### [EXERCISE]
The records that follow are to be repeated without alteration.

### [Records from a data collection]
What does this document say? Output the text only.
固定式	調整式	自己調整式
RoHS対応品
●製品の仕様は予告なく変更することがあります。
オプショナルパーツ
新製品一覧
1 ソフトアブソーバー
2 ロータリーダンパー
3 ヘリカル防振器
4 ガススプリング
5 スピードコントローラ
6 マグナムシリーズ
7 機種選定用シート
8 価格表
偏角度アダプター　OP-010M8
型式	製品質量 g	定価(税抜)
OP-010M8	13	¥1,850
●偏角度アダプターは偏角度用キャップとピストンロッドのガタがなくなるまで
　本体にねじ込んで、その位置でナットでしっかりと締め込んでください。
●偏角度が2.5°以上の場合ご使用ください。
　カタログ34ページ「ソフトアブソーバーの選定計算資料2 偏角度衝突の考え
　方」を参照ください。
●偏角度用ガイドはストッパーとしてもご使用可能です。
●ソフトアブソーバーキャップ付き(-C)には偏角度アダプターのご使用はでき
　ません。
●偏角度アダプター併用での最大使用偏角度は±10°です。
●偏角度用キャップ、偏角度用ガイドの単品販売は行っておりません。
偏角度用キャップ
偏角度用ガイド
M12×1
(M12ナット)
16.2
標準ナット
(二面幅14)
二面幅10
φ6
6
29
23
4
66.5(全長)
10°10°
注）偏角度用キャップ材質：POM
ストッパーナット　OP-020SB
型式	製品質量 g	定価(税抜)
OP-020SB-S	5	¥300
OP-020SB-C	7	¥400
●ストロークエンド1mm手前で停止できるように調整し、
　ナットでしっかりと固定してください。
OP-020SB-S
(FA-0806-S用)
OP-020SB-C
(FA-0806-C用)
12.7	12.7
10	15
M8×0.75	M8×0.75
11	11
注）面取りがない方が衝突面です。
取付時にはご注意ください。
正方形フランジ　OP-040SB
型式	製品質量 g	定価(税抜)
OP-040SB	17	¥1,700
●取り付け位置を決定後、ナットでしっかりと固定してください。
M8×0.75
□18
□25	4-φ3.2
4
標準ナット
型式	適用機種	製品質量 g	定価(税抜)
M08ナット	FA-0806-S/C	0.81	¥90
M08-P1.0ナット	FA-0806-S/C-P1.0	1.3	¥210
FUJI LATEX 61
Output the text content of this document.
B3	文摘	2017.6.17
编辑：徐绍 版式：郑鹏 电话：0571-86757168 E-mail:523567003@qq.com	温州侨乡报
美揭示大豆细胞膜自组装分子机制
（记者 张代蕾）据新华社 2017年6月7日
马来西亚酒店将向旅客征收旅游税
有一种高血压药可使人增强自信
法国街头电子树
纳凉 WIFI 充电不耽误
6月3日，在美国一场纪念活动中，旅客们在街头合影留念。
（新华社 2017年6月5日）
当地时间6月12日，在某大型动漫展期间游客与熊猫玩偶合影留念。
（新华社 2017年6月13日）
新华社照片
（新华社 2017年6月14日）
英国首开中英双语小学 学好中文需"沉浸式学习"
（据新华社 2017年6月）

### [SOLUTION FOR THIS EXERCISE]
What does this document say? Output the text only.
固定式	調整式	自己調整式
RoHS対応品
●製品の仕様は予告なく変更することがあります。
オプショナルパーツ
新製品一覧
1 ソフトアブソーバー
2 ロータリーダンパー
3 ヘリカル防振器
4 ガススプリング
5 スピードコントローラ
6 マグナムシリーズ
7 機種選定用シート
8 価格表
偏角度アダプター　OP-010M8
型式	製品質量 g	定価(税抜)
OP-010M8	13	¥1,850
●偏角度アダプターは偏角度用キャップとピストンロッドのガタがなくなるまで
　本体にねじ込んで、その位置でナットでしっかりと締め込んでください。
●偏角度が2.5°以上の場合ご使用ください。
　カタログ34ページ「ソフトアブソーバーの選定計算資料2 偏角度衝突の考え
　方」を参照ください。
●偏角度用ガイドはストッパーとしてもご使用可能です。
●ソフトアブソーバーキャップ付き(-C)には偏角度アダプターのご使用はでき
　ません。
●偏角度アダプター併用での最大使用偏角度は±10°です。
●偏角度用キャップ、偏角度用ガイドの単品販売は行っておりません。
偏角度用キャップ
偏角度用ガイド
M12×1
(M12ナット)
16.2
標準ナット
(二面幅14)
二面幅10
φ6
6
29
23
4
66.5(全長)
10°10°
注）偏角度用キャップ材質：POM
ストッパーナット　OP-020SB
型式	製品質量 g	定価(税抜)
OP-020SB-S	5	¥300
OP-020SB-C	7	¥400
●ストロークエンド1mm手前で停止できるように調整し、
　ナットでしっかりと固定してください。
OP-020SB-S
(FA-0806-S用)
OP-020SB-C
(FA-0806-C用)
12.7	12.7
10	15
M8×0.75	M8×0.75
11	11
注）面取りがない方が衝突面です。
取付時にはご注意ください。
正方形フランジ　OP-040SB
型式	製品質量 g	定価(税抜)
OP-040SB	17	¥1,700
●取り付け位置を決定後、ナットでしっかりと固定してください。
M8×0.75
□18
□25	4-φ3.2
4
標準ナット
型式	適用機種	製品質量 g	定価(税抜)
M08ナット	FA-0806-S/C	0.81	¥90
M08-P1.0ナット	FA-0806-S/C-P1.0	1.3	¥210
FUJI LATEX 61
Output the text content of this document.
B3	文摘	2017.6.17
编辑：徐绍 版式：郑鹏 电话：0571-86757168 E-mail:523567003@qq.com	温州侨乡报
美揭示大豆细胞膜自组装分子机制
（记者 张代蕾）据新华社 2017年6月7日
马来西亚酒店将向旅客征收旅游税
有一种高血压药可使人增强自信
法国街头电子树
纳凉 WIFI 充电不耽误
6月3日，在美国一场纪念活动中，旅客们在街头合影留念。
（新华社 2017年6月5日）
当地时间6月12日，在某大型动漫展期间游客与熊猫玩偶合影留念。
（新华社 2017年6月13日）
新华社照片
（新华社 2017年6月14日）
英国首开中英双语小学 学好中文需"沉浸式学习"
（据新华社 2017年6月）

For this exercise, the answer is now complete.